(Entries from a dataset)
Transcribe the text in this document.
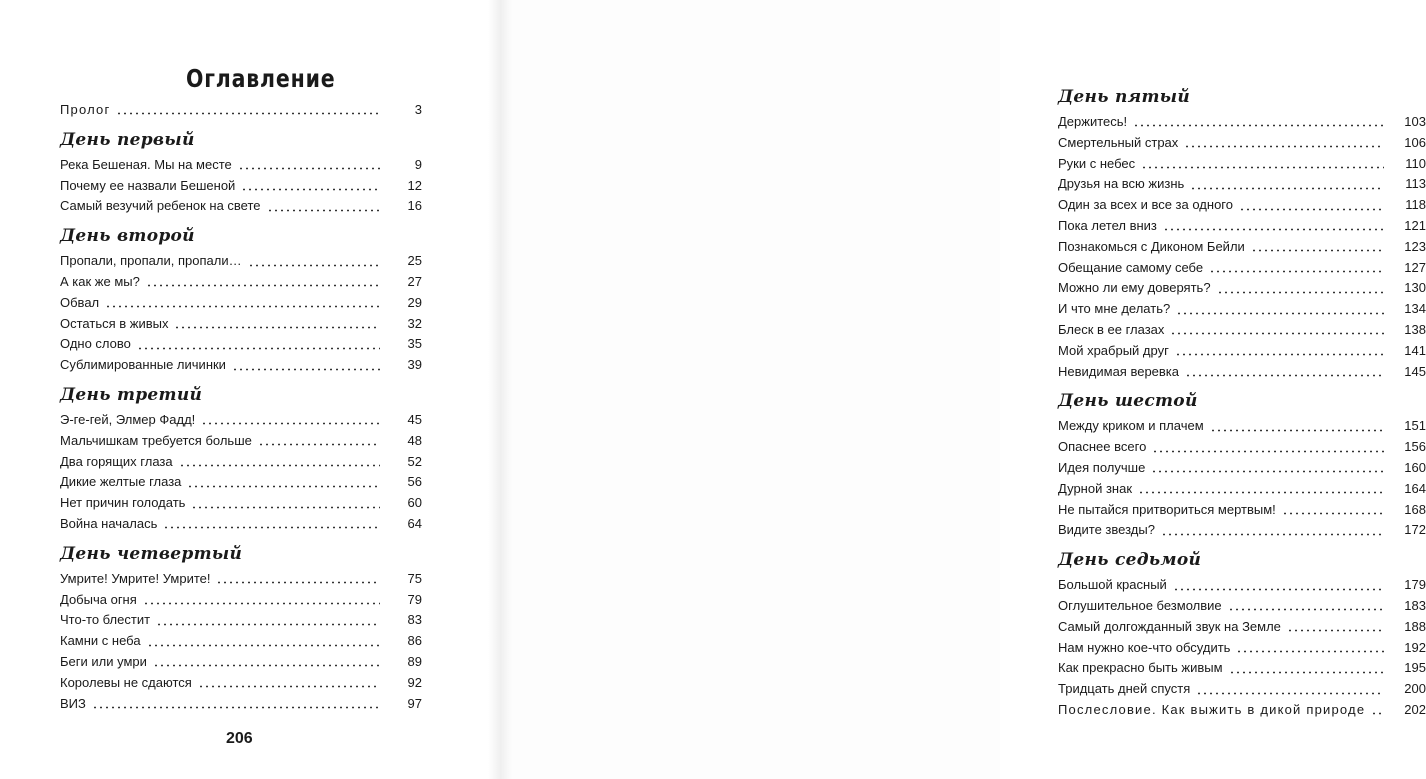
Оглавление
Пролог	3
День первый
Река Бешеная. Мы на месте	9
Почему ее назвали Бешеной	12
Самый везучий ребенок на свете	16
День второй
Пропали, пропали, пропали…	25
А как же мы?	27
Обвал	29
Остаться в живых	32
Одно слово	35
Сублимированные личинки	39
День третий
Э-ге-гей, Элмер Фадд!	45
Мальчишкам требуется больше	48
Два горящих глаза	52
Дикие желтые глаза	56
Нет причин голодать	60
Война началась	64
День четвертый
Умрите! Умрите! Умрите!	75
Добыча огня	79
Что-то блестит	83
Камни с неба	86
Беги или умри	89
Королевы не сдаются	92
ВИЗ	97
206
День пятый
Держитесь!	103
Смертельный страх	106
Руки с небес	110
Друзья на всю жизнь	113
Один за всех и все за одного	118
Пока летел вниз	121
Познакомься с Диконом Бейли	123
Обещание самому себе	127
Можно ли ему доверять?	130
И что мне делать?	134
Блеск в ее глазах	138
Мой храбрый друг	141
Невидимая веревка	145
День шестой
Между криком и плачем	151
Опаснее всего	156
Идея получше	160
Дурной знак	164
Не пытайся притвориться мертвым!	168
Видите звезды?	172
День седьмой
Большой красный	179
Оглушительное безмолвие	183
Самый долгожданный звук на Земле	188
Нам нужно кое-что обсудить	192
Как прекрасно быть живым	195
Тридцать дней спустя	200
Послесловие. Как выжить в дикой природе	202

The problem
Write the records above out again exactly, with no pictures in your copy.

Full solution
Transcribe the text in this document.
Оглавление
Пролог	3
День первый
Река Бешеная. Мы на месте	9
Почему ее назвали Бешеной	12
Самый везучий ребенок на свете	16
День второй
Пропали, пропали, пропали…	25
А как же мы?	27
Обвал	29
Остаться в живых	32
Одно слово	35
Сублимированные личинки	39
День третий
Э-ге-гей, Элмер Фадд!	45
Мальчишкам требуется больше	48
Два горящих глаза	52
Дикие желтые глаза	56
Нет причин голодать	60
Война началась	64
День четвертый
Умрите! Умрите! Умрите!	75
Добыча огня	79
Что-то блестит	83
Камни с неба	86
Беги или умри	89
Королевы не сдаются	92
ВИЗ	97
206
День пятый
Держитесь!	103
Смертельный страх	106
Руки с небес	110
Друзья на всю жизнь	113
Один за всех и все за одного	118
Пока летел вниз	121
Познакомься с Диконом Бейли	123
Обещание самому себе	127
Можно ли ему доверять?	130
И что мне делать?	134
Блеск в ее глазах	138
Мой храбрый друг	141
Невидимая веревка	145
День шестой
Между криком и плачем	151
Опаснее всего	156
Идея получше	160
Дурной знак	164
Не пытайся притвориться мертвым!	168
Видите звезды?	172
День седьмой
Большой красный	179
Оглушительное безмолвие	183
Самый долгожданный звук на Земле	188
Нам нужно кое-что обсудить	192
Как прекрасно быть живым	195
Тридцать дней спустя	200
Послесловие. Как выжить в дикой природе	202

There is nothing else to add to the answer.